# Stored data:
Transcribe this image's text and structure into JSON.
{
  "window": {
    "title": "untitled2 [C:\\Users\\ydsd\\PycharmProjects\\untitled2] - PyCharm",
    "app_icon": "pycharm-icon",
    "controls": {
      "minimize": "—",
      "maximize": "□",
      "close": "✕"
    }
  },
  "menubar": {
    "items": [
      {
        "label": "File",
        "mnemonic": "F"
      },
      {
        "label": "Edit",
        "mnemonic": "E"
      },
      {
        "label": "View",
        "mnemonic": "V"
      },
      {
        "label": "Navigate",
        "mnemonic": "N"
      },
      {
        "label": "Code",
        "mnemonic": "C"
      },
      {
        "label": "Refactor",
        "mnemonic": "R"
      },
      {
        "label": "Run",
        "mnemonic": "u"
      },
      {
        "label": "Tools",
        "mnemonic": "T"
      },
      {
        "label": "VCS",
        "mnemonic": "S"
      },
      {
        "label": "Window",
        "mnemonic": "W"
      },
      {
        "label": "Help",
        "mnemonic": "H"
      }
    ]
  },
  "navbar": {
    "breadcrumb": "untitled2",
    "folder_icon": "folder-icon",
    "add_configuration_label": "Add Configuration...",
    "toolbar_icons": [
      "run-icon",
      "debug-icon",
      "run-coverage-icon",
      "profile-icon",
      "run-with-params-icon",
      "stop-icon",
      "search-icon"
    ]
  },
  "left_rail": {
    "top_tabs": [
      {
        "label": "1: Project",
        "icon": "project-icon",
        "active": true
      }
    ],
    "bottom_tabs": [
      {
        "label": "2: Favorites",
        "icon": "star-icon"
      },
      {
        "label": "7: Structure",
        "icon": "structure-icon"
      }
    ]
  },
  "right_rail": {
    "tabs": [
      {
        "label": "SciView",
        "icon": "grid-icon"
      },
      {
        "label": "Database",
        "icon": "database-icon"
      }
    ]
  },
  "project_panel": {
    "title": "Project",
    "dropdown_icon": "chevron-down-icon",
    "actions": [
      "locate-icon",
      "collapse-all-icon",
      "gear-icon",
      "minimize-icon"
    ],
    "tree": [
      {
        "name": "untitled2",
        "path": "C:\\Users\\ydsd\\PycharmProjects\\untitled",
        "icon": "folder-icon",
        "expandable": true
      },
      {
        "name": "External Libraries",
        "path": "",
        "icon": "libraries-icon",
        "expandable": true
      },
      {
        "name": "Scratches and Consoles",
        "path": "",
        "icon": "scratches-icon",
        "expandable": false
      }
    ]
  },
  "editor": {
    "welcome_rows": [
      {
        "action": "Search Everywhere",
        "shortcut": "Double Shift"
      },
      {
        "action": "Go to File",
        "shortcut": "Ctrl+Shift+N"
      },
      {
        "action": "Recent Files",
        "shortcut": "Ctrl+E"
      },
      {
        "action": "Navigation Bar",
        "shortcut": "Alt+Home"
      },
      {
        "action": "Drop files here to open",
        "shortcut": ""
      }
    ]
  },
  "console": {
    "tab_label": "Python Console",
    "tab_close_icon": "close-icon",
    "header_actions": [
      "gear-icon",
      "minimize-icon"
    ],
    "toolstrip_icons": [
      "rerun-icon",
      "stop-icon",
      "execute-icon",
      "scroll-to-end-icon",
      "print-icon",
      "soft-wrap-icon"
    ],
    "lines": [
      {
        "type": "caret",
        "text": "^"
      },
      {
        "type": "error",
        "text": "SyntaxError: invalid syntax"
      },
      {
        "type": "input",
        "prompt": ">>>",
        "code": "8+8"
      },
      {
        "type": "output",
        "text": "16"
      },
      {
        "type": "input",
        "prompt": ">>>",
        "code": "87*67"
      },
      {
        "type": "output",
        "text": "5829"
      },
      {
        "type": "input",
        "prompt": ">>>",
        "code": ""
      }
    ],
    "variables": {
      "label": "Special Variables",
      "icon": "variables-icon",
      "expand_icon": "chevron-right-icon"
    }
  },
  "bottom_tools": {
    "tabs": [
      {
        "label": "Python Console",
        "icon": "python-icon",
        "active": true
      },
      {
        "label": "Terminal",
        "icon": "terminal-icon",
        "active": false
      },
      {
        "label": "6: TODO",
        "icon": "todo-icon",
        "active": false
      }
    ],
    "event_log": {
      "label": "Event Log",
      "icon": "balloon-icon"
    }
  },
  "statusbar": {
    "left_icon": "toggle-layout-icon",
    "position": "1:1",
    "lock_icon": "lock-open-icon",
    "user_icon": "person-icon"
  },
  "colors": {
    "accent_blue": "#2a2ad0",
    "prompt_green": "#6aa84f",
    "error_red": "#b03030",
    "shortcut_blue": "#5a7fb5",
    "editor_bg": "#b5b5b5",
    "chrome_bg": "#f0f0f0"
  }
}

# Direction:
Retype the entries exactly, including every line.

# Result:
Transcribe this image's text and structure into JSON.
{
  "window": {
    "title": "untitled2 [C:\\Users\\ydsd\\PycharmProjects\\untitled2] - PyCharm",
    "app_icon": "pycharm-icon",
    "controls": {
      "minimize": "—",
      "maximize": "□",
      "close": "✕"
    }
  },
  "menubar": {
    "items": [
      {
        "label": "File",
        "mnemonic": "F"
      },
      {
        "label": "Edit",
        "mnemonic": "E"
      },
      {
        "label": "View",
        "mnemonic": "V"
      },
      {
        "label": "Navigate",
        "mnemonic": "N"
      },
      {
        "label": "Code",
        "mnemonic": "C"
      },
      {
        "label": "Refactor",
        "mnemonic": "R"
      },
      {
        "label": "Run",
        "mnemonic": "u"
      },
      {
        "label": "Tools",
        "mnemonic": "T"
      },
      {
        "label": "VCS",
        "mnemonic": "S"
      },
      {
        "label": "Window",
        "mnemonic": "W"
      },
      {
        "label": "Help",
        "mnemonic": "H"
      }
    ]
  },
  "navbar": {
    "breadcrumb": "untitled2",
    "folder_icon": "folder-icon",
    "add_configuration_label": "Add Configuration...",
    "toolbar_icons": [
      "run-icon",
      "debug-icon",
      "run-coverage-icon",
      "profile-icon",
      "run-with-params-icon",
      "stop-icon",
      "search-icon"
    ]
  },
  "left_rail": {
    "top_tabs": [
      {
        "label": "1: Project",
        "icon": "project-icon",
        "active": true
      }
    ],
    "bottom_tabs": [
      {
        "label": "2: Favorites",
        "icon": "star-icon"
      },
      {
        "label": "7: Structure",
        "icon": "structure-icon"
      }
    ]
  },
  "right_rail": {
    "tabs": [
      {
        "label": "SciView",
        "icon": "grid-icon"
      },
      {
        "label": "Database",
        "icon": "database-icon"
      }
    ]
  },
  "project_panel": {
    "title": "Project",
    "dropdown_icon": "chevron-down-icon",
    "actions": [
      "locate-icon",
      "collapse-all-icon",
      "gear-icon",
      "minimize-icon"
    ],
    "tree": [
      {
        "name": "untitled2",
        "path": "C:\\Users\\ydsd\\PycharmProjects\\untitled",
        "icon": "folder-icon",
        "expandable": true
      },
      {
        "name": "External Libraries",
        "path": "",
        "icon": "libraries-icon",
        "expandable": true
      },
      {
        "name": "Scratches and Consoles",
        "path": "",
        "icon": "scratches-icon",
        "expandable": false
      }
    ]
  },
  "editor": {
    "welcome_rows": [
      {
        "action": "Search Everywhere",
        "shortcut": "Double Shift"
      },
      {
        "action": "Go to File",
        "shortcut": "Ctrl+Shift+N"
      },
      {
        "action": "Recent Files",
        "shortcut": "Ctrl+E"
      },
      {
        "action": "Navigation Bar",
        "shortcut": "Alt+Home"
      },
      {
        "action": "Drop files here to open",
        "shortcut": ""
      }
    ]
  },
  "console": {
    "tab_label": "Python Console",
    "tab_close_icon": "close-icon",
    "header_actions": [
      "gear-icon",
      "minimize-icon"
    ],
    "toolstrip_icons": [
      "rerun-icon",
      "stop-icon",
      "execute-icon",
      "scroll-to-end-icon",
      "print-icon",
      "soft-wrap-icon"
    ],
    "lines": [
      {
        "type": "caret",
        "text": "^"
      },
      {
        "type": "error",
        "text": "SyntaxError: invalid syntax"
      },
      {
        "type": "input",
        "prompt": ">>>",
        "code": "8+8"
      },
      {
        "type": "output",
        "text": "16"
      },
      {
        "type": "input",
        "prompt": ">>>",
        "code": "87*67"
      },
      {
        "type": "output",
        "text": "5829"
      },
      {
        "type": "input",
        "prompt": ">>>",
        "code": ""
      }
    ],
    "variables": {
      "label": "Special Variables",
      "icon": "variables-icon",
      "expand_icon": "chevron-right-icon"
    }
  },
  "bottom_tools": {
    "tabs": [
      {
        "label": "Python Console",
        "icon": "python-icon",
        "active": true
      },
      {
        "label": "Terminal",
        "icon": "terminal-icon",
        "active": false
      },
      {
        "label": "6: TODO",
        "icon": "todo-icon",
        "active": false
      }
    ],
    "event_log": {
      "label": "Event Log",
      "icon": "balloon-icon"
    }
  },
  "statusbar": {
    "left_icon": "toggle-layout-icon",
    "position": "1:1",
    "lock_icon": "lock-open-icon",
    "user_icon": "person-icon"
  },
  "colors": {
    "accent_blue": "#2a2ad0",
    "prompt_green": "#6aa84f",
    "error_red": "#b03030",
    "shortcut_blue": "#5a7fb5",
    "editor_bg": "#b5b5b5",
    "chrome_bg": "#f0f0f0"
  }
}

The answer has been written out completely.